▶ Task statement
Pictures do not belong in the copy; restate the records below word for word.

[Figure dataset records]
§ §

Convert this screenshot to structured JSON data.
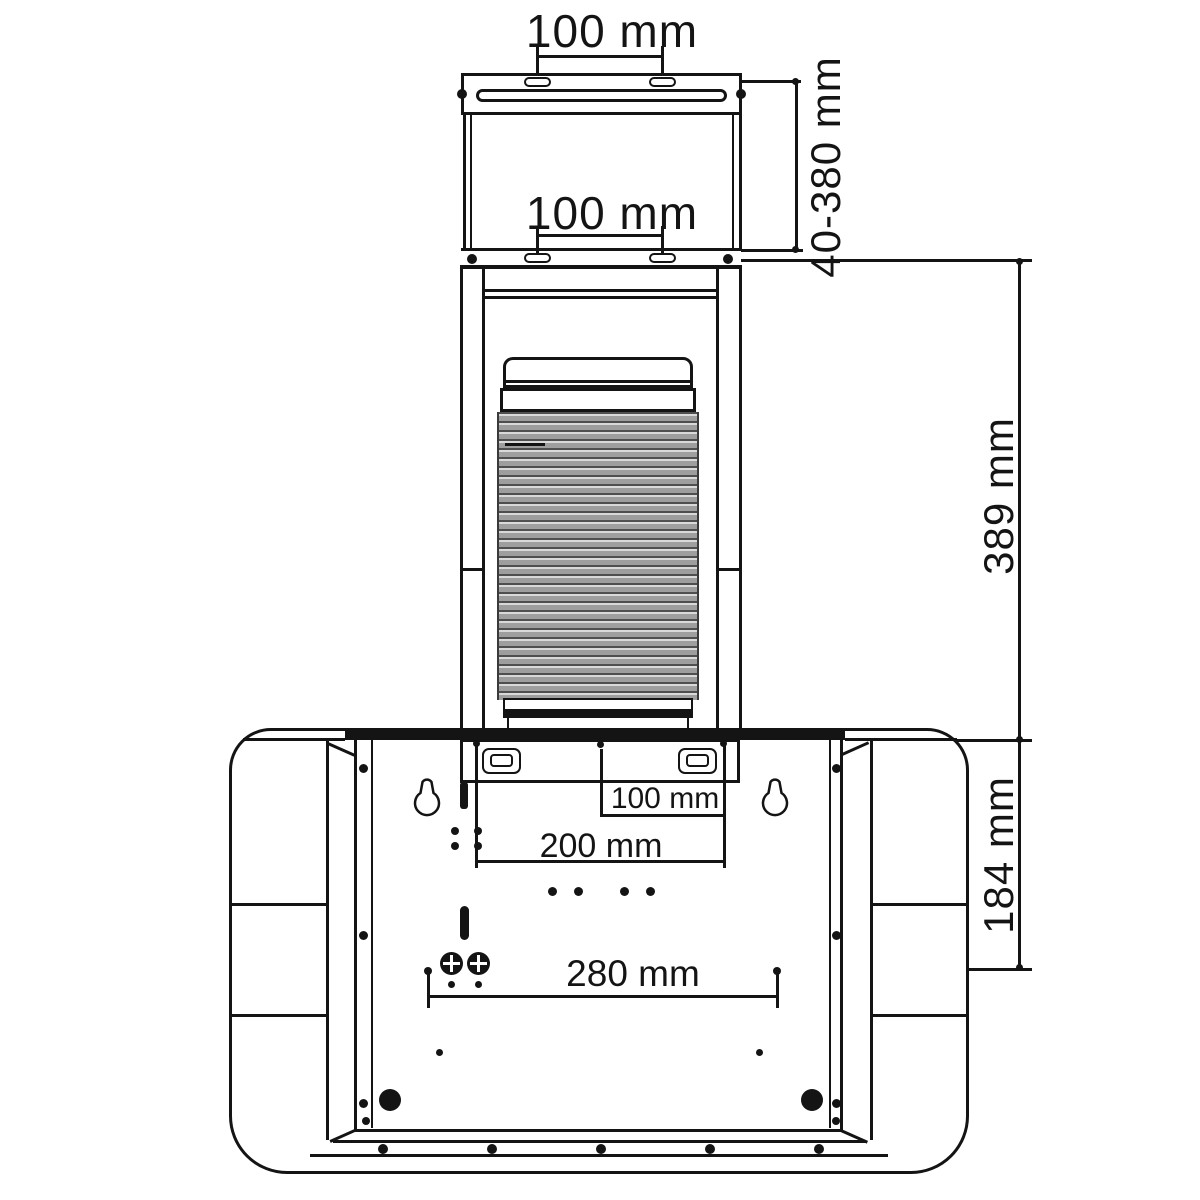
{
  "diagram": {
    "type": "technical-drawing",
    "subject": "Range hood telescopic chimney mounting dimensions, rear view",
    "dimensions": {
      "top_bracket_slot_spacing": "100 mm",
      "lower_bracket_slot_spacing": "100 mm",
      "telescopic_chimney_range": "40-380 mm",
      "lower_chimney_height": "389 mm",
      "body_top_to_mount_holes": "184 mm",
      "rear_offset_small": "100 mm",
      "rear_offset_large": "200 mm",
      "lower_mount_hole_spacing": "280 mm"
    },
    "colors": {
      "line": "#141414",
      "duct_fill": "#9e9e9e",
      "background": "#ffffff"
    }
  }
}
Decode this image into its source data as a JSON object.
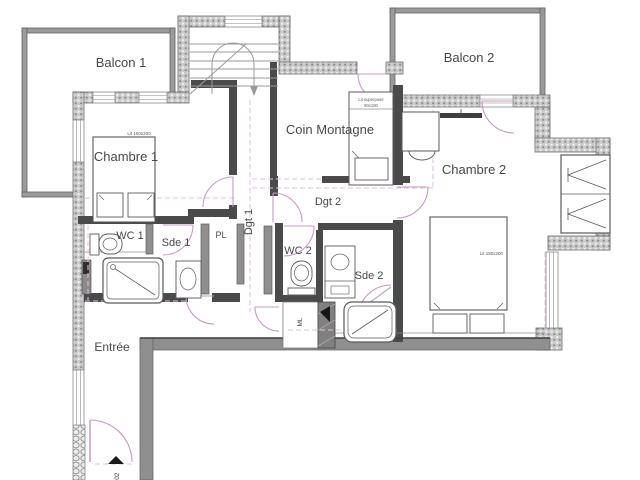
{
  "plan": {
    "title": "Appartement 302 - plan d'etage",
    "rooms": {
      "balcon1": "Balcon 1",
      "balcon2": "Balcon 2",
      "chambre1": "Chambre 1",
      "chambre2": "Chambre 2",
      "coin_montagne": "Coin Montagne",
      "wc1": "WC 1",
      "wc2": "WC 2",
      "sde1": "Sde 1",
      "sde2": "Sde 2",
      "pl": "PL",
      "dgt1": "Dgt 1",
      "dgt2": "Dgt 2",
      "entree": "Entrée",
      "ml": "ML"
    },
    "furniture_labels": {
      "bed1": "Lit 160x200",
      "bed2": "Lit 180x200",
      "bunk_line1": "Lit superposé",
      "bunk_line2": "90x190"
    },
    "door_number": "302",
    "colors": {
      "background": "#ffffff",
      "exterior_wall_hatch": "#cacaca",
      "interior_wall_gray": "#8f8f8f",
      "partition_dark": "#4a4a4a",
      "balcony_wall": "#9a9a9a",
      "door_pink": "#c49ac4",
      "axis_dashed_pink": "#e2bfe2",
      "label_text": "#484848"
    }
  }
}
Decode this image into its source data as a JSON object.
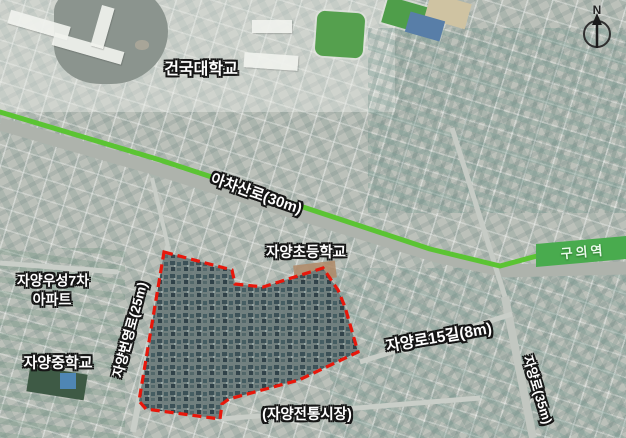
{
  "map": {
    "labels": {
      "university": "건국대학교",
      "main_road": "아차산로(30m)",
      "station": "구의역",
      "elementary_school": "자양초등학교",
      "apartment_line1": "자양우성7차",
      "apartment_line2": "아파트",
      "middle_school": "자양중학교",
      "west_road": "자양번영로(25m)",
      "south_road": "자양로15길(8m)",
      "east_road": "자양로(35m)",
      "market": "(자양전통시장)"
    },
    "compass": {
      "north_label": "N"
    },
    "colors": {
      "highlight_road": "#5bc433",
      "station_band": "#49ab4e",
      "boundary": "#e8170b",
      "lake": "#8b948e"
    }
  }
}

§ §

▶ Task answer
Convert this screenshot to structured JSON data.
{
  "diagram": {
    "type": "technical-drawing",
    "subject": "Range hood telescopic chimney mounting dimensions, rear view",
    "dimensions": {
      "top_bracket_slot_spacing": "100 mm",
      "lower_bracket_slot_spacing": "100 mm",
      "telescopic_chimney_range": "40-380 mm",
      "lower_chimney_height": "389 mm",
      "body_top_to_mount_holes": "184 mm",
      "rear_offset_small": "100 mm",
      "rear_offset_large": "200 mm",
      "lower_mount_hole_spacing": "280 mm"
    },
    "colors": {
      "line": "#141414",
      "duct_fill": "#9e9e9e",
      "background": "#ffffff"
    }
  }
}
Decode this image into its source data as a JSON object.
{
  "plan": {
    "title": "Appartement 302 - plan d'etage",
    "rooms": {
      "balcon1": "Balcon 1",
      "balcon2": "Balcon 2",
      "chambre1": "Chambre 1",
      "chambre2": "Chambre 2",
      "coin_montagne": "Coin Montagne",
      "wc1": "WC 1",
      "wc2": "WC 2",
      "sde1": "Sde 1",
      "sde2": "Sde 2",
      "pl": "PL",
      "dgt1": "Dgt 1",
      "dgt2": "Dgt 2",
      "entree": "Entrée",
      "ml": "ML"
    },
    "furniture_labels": {
      "bed1": "Lit 160x200",
      "bed2": "Lit 180x200",
      "bunk_line1": "Lit superposé",
      "bunk_line2": "90x190"
    },
    "door_number": "302",
    "colors": {
      "background": "#ffffff",
      "exterior_wall_hatch": "#cacaca",
      "interior_wall_gray": "#8f8f8f",
      "partition_dark": "#4a4a4a",
      "balcony_wall": "#9a9a9a",
      "door_pink": "#c49ac4",
      "axis_dashed_pink": "#e2bfe2",
      "label_text": "#484848"
    }
  }
}
Decode this image into its source data as a JSON object.
{
  "map": {
    "labels": {
      "university": "건국대학교",
      "main_road": "아차산로(30m)",
      "station": "구의역",
      "elementary_school": "자양초등학교",
      "apartment_line1": "자양우성7차",
      "apartment_line2": "아파트",
      "middle_school": "자양중학교",
      "west_road": "자양번영로(25m)",
      "south_road": "자양로15길(8m)",
      "east_road": "자양로(35m)",
      "market": "(자양전통시장)"
    },
    "compass": {
      "north_label": "N"
    },
    "colors": {
      "highlight_road": "#5bc433",
      "station_band": "#49ab4e",
      "boundary": "#e8170b",
      "lake": "#8b948e"
    }
  }
}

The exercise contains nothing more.